Goal of the exercise - Each line that holds the word "Gouverneur" should be returned.

*** Stored data ***

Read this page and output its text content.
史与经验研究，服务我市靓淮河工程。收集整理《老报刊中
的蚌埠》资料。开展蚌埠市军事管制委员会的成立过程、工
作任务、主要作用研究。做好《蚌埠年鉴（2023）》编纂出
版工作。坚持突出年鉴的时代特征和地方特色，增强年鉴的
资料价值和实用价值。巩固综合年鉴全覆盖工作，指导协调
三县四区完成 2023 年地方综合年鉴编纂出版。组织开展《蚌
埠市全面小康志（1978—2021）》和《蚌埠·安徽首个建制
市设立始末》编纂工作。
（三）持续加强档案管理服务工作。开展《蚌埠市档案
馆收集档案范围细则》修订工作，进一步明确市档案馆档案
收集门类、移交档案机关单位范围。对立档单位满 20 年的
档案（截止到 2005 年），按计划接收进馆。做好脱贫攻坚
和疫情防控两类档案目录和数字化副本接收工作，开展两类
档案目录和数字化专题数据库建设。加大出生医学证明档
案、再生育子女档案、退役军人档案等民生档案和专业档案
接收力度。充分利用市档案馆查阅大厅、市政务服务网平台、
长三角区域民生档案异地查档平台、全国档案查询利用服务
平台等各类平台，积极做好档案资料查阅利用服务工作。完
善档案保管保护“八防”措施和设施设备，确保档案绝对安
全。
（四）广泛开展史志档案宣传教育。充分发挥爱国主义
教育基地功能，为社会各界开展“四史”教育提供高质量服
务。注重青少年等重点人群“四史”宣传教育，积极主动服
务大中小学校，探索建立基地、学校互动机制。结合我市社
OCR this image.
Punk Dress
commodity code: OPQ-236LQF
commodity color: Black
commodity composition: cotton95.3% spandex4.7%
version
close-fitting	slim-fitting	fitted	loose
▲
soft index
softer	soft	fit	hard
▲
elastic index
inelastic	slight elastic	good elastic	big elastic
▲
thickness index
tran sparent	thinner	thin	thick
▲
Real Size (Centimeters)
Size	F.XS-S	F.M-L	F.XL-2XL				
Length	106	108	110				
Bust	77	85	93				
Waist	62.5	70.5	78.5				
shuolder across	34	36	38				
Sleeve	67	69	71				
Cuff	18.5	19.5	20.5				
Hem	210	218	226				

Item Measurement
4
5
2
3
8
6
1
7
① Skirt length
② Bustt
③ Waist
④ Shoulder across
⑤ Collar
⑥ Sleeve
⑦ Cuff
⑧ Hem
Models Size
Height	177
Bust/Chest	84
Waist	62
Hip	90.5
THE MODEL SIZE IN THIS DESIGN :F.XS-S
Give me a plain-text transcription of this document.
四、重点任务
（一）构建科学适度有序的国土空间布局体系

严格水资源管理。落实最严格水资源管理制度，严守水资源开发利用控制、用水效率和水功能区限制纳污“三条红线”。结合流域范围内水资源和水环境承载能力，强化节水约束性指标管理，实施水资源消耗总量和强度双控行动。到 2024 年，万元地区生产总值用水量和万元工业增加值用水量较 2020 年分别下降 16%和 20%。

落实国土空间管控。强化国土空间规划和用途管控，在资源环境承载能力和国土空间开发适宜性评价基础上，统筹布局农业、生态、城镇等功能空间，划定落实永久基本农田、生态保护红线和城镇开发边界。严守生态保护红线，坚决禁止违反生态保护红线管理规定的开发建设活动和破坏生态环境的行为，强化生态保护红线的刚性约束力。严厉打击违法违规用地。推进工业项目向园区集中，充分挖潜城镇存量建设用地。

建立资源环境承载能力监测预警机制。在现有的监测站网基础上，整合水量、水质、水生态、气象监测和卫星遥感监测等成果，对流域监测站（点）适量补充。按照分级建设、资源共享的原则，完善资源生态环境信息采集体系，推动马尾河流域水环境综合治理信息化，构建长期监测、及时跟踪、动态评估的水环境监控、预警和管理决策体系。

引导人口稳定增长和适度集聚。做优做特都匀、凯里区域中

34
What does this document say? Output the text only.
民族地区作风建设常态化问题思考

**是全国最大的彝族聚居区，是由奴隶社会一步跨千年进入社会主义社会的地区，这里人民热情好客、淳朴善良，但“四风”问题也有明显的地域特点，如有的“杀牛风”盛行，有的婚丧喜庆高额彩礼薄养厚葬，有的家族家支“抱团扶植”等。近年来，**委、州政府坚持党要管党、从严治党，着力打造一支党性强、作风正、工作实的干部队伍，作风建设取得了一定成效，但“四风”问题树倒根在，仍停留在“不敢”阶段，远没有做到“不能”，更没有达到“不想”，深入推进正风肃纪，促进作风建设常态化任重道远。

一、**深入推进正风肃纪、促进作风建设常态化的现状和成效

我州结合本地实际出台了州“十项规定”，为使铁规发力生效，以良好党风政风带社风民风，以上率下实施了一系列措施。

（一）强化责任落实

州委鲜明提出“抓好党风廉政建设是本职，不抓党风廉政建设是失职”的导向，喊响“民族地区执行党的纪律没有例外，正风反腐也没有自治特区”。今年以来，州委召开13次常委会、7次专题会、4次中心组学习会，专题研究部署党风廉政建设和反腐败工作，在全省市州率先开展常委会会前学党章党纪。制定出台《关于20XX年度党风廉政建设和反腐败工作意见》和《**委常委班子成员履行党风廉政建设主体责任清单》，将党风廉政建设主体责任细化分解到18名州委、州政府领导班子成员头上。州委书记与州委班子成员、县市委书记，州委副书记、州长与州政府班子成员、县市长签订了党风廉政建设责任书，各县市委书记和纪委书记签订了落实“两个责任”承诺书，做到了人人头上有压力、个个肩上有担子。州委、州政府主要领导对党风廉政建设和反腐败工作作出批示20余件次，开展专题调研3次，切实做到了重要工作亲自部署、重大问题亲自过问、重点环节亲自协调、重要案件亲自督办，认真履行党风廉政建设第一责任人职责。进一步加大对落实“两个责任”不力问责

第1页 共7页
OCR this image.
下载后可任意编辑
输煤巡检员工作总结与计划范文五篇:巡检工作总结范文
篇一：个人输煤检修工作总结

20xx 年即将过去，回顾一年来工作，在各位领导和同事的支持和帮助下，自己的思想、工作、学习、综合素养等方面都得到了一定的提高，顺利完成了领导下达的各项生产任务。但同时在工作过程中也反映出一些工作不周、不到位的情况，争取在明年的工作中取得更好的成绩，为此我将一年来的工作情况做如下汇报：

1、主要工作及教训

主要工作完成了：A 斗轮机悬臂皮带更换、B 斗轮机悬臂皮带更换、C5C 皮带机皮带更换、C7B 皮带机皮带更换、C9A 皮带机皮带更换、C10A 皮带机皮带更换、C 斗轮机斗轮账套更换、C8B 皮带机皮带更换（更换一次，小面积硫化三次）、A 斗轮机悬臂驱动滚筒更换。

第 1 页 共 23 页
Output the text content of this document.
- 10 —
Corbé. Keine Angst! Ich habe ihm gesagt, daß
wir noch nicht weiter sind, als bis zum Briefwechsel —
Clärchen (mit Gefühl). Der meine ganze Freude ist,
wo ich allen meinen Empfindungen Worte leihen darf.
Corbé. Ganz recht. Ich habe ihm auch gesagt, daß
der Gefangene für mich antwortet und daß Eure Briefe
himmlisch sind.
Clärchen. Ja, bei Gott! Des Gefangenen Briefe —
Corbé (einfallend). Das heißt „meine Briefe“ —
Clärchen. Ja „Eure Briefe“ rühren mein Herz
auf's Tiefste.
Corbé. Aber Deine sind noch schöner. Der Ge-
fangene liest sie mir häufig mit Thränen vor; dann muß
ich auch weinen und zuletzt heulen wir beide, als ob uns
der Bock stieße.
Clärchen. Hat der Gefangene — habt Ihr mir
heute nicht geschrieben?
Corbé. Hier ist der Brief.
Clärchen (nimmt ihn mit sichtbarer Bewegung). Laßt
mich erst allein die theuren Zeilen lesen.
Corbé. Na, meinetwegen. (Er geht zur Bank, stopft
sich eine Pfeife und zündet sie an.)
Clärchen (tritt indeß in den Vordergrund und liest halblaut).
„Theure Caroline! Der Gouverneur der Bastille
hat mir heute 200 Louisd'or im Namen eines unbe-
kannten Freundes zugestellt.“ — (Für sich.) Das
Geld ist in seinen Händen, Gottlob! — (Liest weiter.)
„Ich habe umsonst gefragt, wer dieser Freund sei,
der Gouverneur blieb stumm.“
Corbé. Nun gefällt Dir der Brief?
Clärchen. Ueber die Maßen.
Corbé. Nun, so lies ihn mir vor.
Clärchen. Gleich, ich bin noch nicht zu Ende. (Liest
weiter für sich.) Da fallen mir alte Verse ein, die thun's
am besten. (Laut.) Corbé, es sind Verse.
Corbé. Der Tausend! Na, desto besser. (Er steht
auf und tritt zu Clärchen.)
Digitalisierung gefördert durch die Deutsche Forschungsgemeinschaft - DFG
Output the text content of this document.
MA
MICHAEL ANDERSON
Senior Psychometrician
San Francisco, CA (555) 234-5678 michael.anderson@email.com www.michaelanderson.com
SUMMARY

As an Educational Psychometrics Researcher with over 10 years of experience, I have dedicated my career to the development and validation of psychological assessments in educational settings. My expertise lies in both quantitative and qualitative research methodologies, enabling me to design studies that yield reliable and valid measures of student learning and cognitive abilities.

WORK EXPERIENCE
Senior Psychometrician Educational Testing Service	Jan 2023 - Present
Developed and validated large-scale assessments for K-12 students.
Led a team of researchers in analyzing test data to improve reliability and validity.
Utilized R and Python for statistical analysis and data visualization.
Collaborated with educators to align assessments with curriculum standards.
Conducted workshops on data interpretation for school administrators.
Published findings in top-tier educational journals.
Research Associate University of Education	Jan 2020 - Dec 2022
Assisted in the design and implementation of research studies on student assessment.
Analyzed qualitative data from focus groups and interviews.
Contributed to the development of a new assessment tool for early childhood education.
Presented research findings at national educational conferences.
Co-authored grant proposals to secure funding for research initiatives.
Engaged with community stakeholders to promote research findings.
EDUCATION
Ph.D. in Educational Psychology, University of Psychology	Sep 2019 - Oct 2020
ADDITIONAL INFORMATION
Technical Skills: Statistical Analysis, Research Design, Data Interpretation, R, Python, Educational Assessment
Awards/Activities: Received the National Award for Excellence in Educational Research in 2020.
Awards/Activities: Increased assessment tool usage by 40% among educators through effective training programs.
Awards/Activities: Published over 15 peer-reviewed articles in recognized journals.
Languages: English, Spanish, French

***

Written solution -
„Theure Caroline! Der Gouverneur der Bastille
der Gouverneur blieb stumm.“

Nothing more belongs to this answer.